>> start STORED DATA

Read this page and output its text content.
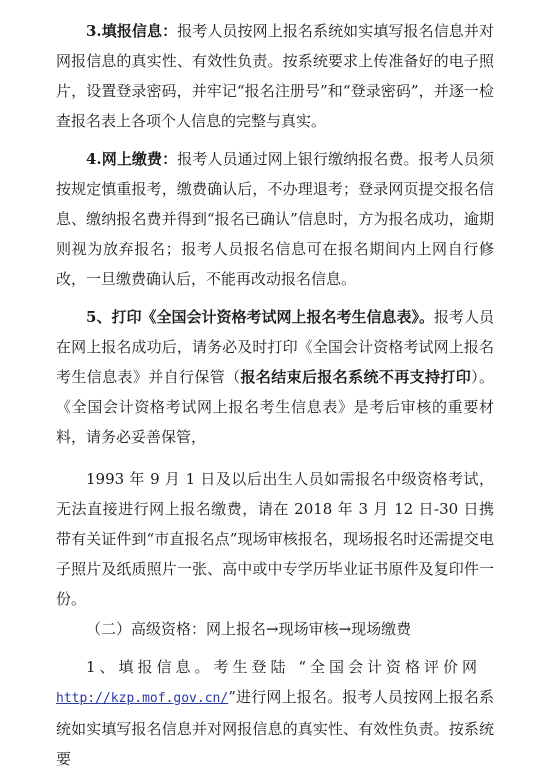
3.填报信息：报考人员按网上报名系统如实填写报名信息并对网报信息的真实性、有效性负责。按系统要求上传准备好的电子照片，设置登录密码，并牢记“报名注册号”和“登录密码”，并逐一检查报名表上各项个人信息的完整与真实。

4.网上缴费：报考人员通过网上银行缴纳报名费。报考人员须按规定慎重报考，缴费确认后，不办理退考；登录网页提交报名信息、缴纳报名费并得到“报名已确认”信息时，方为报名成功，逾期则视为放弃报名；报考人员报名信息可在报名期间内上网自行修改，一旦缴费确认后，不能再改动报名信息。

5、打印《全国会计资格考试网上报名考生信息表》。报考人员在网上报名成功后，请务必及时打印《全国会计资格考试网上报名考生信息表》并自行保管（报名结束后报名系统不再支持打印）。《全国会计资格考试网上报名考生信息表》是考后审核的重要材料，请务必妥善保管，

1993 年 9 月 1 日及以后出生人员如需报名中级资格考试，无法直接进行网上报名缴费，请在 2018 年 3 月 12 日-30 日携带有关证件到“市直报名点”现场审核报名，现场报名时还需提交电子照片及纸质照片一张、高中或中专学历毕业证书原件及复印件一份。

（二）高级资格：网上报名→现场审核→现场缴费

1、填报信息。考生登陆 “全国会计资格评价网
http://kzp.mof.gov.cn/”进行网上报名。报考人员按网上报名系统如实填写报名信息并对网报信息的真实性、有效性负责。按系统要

>> end STORED DATA
>> start STORED DATA

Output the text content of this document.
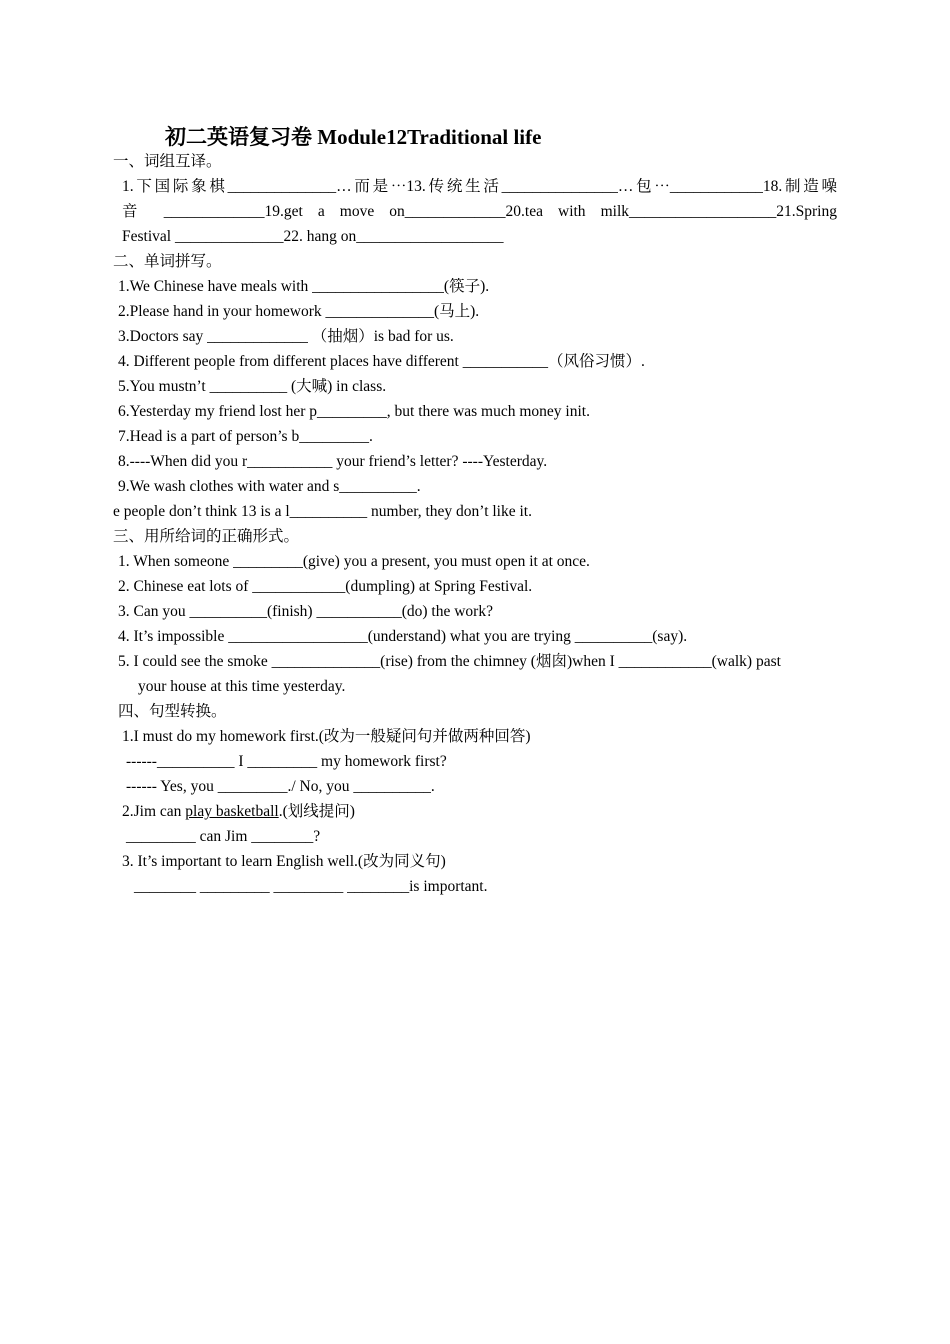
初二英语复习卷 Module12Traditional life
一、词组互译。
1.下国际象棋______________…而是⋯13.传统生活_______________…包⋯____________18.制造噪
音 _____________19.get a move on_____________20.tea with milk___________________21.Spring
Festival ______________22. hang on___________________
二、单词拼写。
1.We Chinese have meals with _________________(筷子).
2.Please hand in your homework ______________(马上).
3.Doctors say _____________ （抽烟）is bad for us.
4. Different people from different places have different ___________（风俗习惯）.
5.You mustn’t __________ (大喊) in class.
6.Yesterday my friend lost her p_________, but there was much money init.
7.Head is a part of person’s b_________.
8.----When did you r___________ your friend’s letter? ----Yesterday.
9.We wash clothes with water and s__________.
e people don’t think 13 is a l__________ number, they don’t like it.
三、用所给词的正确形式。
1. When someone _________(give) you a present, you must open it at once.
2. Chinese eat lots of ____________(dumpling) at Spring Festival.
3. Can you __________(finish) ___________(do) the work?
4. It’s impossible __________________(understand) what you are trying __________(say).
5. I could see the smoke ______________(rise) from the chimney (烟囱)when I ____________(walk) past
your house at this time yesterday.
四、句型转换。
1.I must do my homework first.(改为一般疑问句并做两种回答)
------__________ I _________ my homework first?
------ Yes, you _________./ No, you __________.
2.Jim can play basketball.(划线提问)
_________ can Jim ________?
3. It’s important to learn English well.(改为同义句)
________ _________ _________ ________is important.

>> end STORED DATA
>> start STORED DATA

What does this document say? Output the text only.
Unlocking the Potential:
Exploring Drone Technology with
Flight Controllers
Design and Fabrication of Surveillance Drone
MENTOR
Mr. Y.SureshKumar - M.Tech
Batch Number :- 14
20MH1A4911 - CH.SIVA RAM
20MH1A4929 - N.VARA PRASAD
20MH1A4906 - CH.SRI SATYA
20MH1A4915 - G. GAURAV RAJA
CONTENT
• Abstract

>> end STORED DATA

Report how many lines include the word "Drone". Give nothing but the number.

2